What to do – Your task is to print every entry below exactly as given.

Raw records –
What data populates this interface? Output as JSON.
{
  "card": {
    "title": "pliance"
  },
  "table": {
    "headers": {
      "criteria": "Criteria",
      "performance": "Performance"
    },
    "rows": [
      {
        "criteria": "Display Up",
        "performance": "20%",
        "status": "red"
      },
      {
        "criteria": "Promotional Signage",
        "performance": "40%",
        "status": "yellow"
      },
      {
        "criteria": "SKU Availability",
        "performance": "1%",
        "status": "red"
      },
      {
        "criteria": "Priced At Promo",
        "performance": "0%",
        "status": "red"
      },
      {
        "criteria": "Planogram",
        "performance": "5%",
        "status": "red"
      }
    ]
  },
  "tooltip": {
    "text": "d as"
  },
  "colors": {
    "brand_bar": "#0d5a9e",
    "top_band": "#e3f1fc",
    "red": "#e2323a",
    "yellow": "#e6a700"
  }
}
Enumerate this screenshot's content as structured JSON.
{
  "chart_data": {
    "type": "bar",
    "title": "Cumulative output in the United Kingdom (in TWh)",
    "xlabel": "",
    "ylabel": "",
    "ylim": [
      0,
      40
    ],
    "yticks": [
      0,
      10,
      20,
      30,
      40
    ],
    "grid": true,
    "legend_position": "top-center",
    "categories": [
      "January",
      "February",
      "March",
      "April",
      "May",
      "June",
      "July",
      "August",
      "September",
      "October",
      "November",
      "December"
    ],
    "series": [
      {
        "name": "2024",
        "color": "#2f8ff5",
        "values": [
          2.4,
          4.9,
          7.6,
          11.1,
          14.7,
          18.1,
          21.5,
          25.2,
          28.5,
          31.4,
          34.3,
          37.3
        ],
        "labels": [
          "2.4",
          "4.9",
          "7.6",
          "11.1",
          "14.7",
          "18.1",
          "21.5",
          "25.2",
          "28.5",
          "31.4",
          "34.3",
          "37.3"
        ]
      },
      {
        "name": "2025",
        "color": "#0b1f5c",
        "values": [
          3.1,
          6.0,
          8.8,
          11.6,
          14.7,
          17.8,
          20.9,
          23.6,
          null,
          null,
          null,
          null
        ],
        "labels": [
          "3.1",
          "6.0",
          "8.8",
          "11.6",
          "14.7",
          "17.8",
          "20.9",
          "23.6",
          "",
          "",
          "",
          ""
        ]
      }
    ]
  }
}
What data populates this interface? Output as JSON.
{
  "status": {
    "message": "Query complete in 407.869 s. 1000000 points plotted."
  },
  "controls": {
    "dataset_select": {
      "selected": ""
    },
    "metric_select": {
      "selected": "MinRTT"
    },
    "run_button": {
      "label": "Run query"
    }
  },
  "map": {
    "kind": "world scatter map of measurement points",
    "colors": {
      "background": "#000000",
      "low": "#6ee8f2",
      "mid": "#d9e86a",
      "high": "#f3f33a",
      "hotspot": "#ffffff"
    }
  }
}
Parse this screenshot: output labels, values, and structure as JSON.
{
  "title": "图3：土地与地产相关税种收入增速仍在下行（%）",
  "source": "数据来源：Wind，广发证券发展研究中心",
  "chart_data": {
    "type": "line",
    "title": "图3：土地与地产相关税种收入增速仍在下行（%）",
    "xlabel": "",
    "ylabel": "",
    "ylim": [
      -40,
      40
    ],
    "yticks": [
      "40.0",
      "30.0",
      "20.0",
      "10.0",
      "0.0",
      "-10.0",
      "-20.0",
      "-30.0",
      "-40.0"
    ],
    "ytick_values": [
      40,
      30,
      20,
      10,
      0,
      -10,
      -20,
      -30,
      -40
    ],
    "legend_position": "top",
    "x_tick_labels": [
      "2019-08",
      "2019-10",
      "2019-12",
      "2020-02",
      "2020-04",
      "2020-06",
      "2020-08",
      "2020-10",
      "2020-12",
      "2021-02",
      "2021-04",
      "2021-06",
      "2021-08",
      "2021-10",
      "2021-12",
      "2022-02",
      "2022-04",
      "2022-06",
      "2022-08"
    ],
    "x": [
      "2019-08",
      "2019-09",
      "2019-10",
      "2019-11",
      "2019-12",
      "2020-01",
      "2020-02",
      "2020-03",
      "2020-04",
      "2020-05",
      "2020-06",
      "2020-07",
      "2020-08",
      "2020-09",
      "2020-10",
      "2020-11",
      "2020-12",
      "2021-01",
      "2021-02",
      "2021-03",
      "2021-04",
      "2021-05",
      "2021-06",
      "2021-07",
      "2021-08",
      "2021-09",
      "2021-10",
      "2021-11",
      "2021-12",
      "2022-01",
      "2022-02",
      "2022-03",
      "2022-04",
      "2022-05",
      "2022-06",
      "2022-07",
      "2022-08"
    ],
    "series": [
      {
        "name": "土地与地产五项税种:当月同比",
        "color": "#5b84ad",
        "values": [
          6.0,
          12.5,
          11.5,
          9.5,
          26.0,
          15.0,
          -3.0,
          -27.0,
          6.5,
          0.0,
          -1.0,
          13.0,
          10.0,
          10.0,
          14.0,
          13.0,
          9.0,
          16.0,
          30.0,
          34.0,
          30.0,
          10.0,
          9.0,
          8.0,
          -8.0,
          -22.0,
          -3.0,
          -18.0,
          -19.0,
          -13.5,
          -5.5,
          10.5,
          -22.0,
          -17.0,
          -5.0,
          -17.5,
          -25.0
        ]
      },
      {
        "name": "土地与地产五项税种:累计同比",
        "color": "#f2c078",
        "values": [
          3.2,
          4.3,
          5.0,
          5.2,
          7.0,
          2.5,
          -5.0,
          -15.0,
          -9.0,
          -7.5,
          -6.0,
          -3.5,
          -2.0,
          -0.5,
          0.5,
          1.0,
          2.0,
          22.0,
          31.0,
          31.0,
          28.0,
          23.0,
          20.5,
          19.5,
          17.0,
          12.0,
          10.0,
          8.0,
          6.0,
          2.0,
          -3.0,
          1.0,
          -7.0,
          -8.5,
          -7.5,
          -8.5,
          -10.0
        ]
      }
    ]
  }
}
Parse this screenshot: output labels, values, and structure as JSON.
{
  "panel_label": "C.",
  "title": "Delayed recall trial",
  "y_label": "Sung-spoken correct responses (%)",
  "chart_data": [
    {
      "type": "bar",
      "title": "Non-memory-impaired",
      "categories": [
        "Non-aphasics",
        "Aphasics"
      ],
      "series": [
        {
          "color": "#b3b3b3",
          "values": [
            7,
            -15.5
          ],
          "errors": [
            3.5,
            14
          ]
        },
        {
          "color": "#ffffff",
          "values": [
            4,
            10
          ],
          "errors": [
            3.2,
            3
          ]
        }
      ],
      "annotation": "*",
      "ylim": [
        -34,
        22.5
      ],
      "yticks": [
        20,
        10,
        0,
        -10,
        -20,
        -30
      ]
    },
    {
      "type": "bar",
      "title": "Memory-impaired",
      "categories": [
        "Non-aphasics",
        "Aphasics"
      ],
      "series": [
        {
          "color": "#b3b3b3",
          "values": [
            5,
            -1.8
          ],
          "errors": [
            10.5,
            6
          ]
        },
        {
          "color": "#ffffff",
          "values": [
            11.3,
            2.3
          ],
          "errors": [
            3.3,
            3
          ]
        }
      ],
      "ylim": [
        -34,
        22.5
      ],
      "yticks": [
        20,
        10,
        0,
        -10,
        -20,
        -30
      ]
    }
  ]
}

Solution for this problem –
What data populates this interface? Output as JSON.
{
  "card": {
    "title": "pliance"
  },
  "table": {
    "headers": {
      "criteria": "Criteria",
      "performance": "Performance"
    },
    "rows": [
      {
        "criteria": "Display Up",
        "performance": "20%",
        "status": "red"
      },
      {
        "criteria": "Promotional Signage",
        "performance": "40%",
        "status": "yellow"
      },
      {
        "criteria": "SKU Availability",
        "performance": "1%",
        "status": "red"
      },
      {
        "criteria": "Priced At Promo",
        "performance": "0%",
        "status": "red"
      },
      {
        "criteria": "Planogram",
        "performance": "5%",
        "status": "red"
      }
    ]
  },
  "tooltip": {
    "text": "d as"
  },
  "colors": {
    "brand_bar": "#0d5a9e",
    "top_band": "#e3f1fc",
    "red": "#e2323a",
    "yellow": "#e6a700"
  }
}
Enumerate this screenshot's content as structured JSON.
{
  "chart_data": {
    "type": "bar",
    "title": "Cumulative output in the United Kingdom (in TWh)",
    "xlabel": "",
    "ylabel": "",
    "ylim": [
      0,
      40
    ],
    "yticks": [
      0,
      10,
      20,
      30,
      40
    ],
    "grid": true,
    "legend_position": "top-center",
    "categories": [
      "January",
      "February",
      "March",
      "April",
      "May",
      "June",
      "July",
      "August",
      "September",
      "October",
      "November",
      "December"
    ],
    "series": [
      {
        "name": "2024",
        "color": "#2f8ff5",
        "values": [
          2.4,
          4.9,
          7.6,
          11.1,
          14.7,
          18.1,
          21.5,
          25.2,
          28.5,
          31.4,
          34.3,
          37.3
        ],
        "labels": [
          "2.4",
          "4.9",
          "7.6",
          "11.1",
          "14.7",
          "18.1",
          "21.5",
          "25.2",
          "28.5",
          "31.4",
          "34.3",
          "37.3"
        ]
      },
      {
        "name": "2025",
        "color": "#0b1f5c",
        "values": [
          3.1,
          6.0,
          8.8,
          11.6,
          14.7,
          17.8,
          20.9,
          23.6,
          null,
          null,
          null,
          null
        ],
        "labels": [
          "3.1",
          "6.0",
          "8.8",
          "11.6",
          "14.7",
          "17.8",
          "20.9",
          "23.6",
          "",
          "",
          "",
          ""
        ]
      }
    ]
  }
}
What data populates this interface? Output as JSON.
{
  "status": {
    "message": "Query complete in 407.869 s. 1000000 points plotted."
  },
  "controls": {
    "dataset_select": {
      "selected": ""
    },
    "metric_select": {
      "selected": "MinRTT"
    },
    "run_button": {
      "label": "Run query"
    }
  },
  "map": {
    "kind": "world scatter map of measurement points",
    "colors": {
      "background": "#000000",
      "low": "#6ee8f2",
      "mid": "#d9e86a",
      "high": "#f3f33a",
      "hotspot": "#ffffff"
    }
  }
}
Parse this screenshot: output labels, values, and structure as JSON.
{
  "title": "图3：土地与地产相关税种收入增速仍在下行（%）",
  "source": "数据来源：Wind，广发证券发展研究中心",
  "chart_data": {
    "type": "line",
    "title": "图3：土地与地产相关税种收入增速仍在下行（%）",
    "xlabel": "",
    "ylabel": "",
    "ylim": [
      -40,
      40
    ],
    "yticks": [
      "40.0",
      "30.0",
      "20.0",
      "10.0",
      "0.0",
      "-10.0",
      "-20.0",
      "-30.0",
      "-40.0"
    ],
    "ytick_values": [
      40,
      30,
      20,
      10,
      0,
      -10,
      -20,
      -30,
      -40
    ],
    "legend_position": "top",
    "x_tick_labels": [
      "2019-08",
      "2019-10",
      "2019-12",
      "2020-02",
      "2020-04",
      "2020-06",
      "2020-08",
      "2020-10",
      "2020-12",
      "2021-02",
      "2021-04",
      "2021-06",
      "2021-08",
      "2021-10",
      "2021-12",
      "2022-02",
      "2022-04",
      "2022-06",
      "2022-08"
    ],
    "x": [
      "2019-08",
      "2019-09",
      "2019-10",
      "2019-11",
      "2019-12",
      "2020-01",
      "2020-02",
      "2020-03",
      "2020-04",
      "2020-05",
      "2020-06",
      "2020-07",
      "2020-08",
      "2020-09",
      "2020-10",
      "2020-11",
      "2020-12",
      "2021-01",
      "2021-02",
      "2021-03",
      "2021-04",
      "2021-05",
      "2021-06",
      "2021-07",
      "2021-08",
      "2021-09",
      "2021-10",
      "2021-11",
      "2021-12",
      "2022-01",
      "2022-02",
      "2022-03",
      "2022-04",
      "2022-05",
      "2022-06",
      "2022-07",
      "2022-08"
    ],
    "series": [
      {
        "name": "土地与地产五项税种:当月同比",
        "color": "#5b84ad",
        "values": [
          6.0,
          12.5,
          11.5,
          9.5,
          26.0,
          15.0,
          -3.0,
          -27.0,
          6.5,
          0.0,
          -1.0,
          13.0,
          10.0,
          10.0,
          14.0,
          13.0,
          9.0,
          16.0,
          30.0,
          34.0,
          30.0,
          10.0,
          9.0,
          8.0,
          -8.0,
          -22.0,
          -3.0,
          -18.0,
          -19.0,
          -13.5,
          -5.5,
          10.5,
          -22.0,
          -17.0,
          -5.0,
          -17.5,
          -25.0
        ]
      },
      {
        "name": "土地与地产五项税种:累计同比",
        "color": "#f2c078",
        "values": [
          3.2,
          4.3,
          5.0,
          5.2,
          7.0,
          2.5,
          -5.0,
          -15.0,
          -9.0,
          -7.5,
          -6.0,
          -3.5,
          -2.0,
          -0.5,
          0.5,
          1.0,
          2.0,
          22.0,
          31.0,
          31.0,
          28.0,
          23.0,
          20.5,
          19.5,
          17.0,
          12.0,
          10.0,
          8.0,
          6.0,
          2.0,
          -3.0,
          1.0,
          -7.0,
          -8.5,
          -7.5,
          -8.5,
          -10.0
        ]
      }
    ]
  }
}
Parse this screenshot: output labels, values, and structure as JSON.
{
  "panel_label": "C.",
  "title": "Delayed recall trial",
  "y_label": "Sung-spoken correct responses (%)",
  "chart_data": [
    {
      "type": "bar",
      "title": "Non-memory-impaired",
      "categories": [
        "Non-aphasics",
        "Aphasics"
      ],
      "series": [
        {
          "color": "#b3b3b3",
          "values": [
            7,
            -15.5
          ],
          "errors": [
            3.5,
            14
          ]
        },
        {
          "color": "#ffffff",
          "values": [
            4,
            10
          ],
          "errors": [
            3.2,
            3
          ]
        }
      ],
      "annotation": "*",
      "ylim": [
        -34,
        22.5
      ],
      "yticks": [
        20,
        10,
        0,
        -10,
        -20,
        -30
      ]
    },
    {
      "type": "bar",
      "title": "Memory-impaired",
      "categories": [
        "Non-aphasics",
        "Aphasics"
      ],
      "series": [
        {
          "color": "#b3b3b3",
          "values": [
            5,
            -1.8
          ],
          "errors": [
            10.5,
            6
          ]
        },
        {
          "color": "#ffffff",
          "values": [
            11.3,
            2.3
          ],
          "errors": [
            3.3,
            3
          ]
        }
      ],
      "ylim": [
        -34,
        22.5
      ],
      "yticks": [
        20,
        10,
        0,
        -10,
        -20,
        -30
      ]
    }
  ]
}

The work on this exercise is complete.